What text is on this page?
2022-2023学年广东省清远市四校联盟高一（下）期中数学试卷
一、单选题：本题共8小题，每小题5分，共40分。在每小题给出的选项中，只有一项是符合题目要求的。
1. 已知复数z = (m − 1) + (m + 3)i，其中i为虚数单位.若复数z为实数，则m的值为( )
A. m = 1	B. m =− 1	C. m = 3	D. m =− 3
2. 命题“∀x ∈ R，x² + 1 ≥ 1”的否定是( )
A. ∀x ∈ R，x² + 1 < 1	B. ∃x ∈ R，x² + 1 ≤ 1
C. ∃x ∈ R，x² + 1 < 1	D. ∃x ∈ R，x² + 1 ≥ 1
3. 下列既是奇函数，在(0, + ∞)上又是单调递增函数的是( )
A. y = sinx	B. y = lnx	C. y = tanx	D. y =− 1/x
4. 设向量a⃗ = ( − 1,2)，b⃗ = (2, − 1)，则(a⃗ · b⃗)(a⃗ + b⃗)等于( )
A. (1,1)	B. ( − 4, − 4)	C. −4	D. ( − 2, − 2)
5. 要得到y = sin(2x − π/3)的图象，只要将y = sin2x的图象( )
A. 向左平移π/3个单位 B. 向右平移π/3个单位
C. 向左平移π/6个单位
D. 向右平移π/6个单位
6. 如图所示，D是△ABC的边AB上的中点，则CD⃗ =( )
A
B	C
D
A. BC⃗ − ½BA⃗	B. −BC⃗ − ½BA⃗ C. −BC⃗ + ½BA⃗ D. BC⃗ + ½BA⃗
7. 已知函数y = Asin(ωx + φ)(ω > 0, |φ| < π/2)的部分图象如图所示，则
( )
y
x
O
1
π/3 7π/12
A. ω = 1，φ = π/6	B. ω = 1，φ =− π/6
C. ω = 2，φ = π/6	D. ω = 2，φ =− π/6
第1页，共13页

━━━━━━━━

TASK OBJECTIVE: Print the whole listing again, exactly.

SOLUTION TO THE EXERCISE:
What text is on this page?
2022-2023学年广东省清远市四校联盟高一（下）期中数学试卷
一、单选题：本题共8小题，每小题5分，共40分。在每小题给出的选项中，只有一项是符合题目要求的。
1. 已知复数z = (m − 1) + (m + 3)i，其中i为虚数单位.若复数z为实数，则m的值为( )
A. m = 1	B. m =− 1	C. m = 3	D. m =− 3
2. 命题“∀x ∈ R，x² + 1 ≥ 1”的否定是( )
A. ∀x ∈ R，x² + 1 < 1	B. ∃x ∈ R，x² + 1 ≤ 1
C. ∃x ∈ R，x² + 1 < 1	D. ∃x ∈ R，x² + 1 ≥ 1
3. 下列既是奇函数，在(0, + ∞)上又是单调递增函数的是( )
A. y = sinx	B. y = lnx	C. y = tanx	D. y =− 1/x
4. 设向量a⃗ = ( − 1,2)，b⃗ = (2, − 1)，则(a⃗ · b⃗)(a⃗ + b⃗)等于( )
A. (1,1)	B. ( − 4, − 4)	C. −4	D. ( − 2, − 2)
5. 要得到y = sin(2x − π/3)的图象，只要将y = sin2x的图象( )
A. 向左平移π/3个单位 B. 向右平移π/3个单位
C. 向左平移π/6个单位
D. 向右平移π/6个单位
6. 如图所示，D是△ABC的边AB上的中点，则CD⃗ =( )
A
B	C
D
A. BC⃗ − ½BA⃗	B. −BC⃗ − ½BA⃗ C. −BC⃗ + ½BA⃗ D. BC⃗ + ½BA⃗
7. 已知函数y = Asin(ωx + φ)(ω > 0, |φ| < π/2)的部分图象如图所示，则
( )
y
x
O
1
π/3 7π/12
A. ω = 1，φ = π/6	B. ω = 1，φ =− π/6
C. ω = 2，φ = π/6	D. ω = 2，φ =− π/6
第1页，共13页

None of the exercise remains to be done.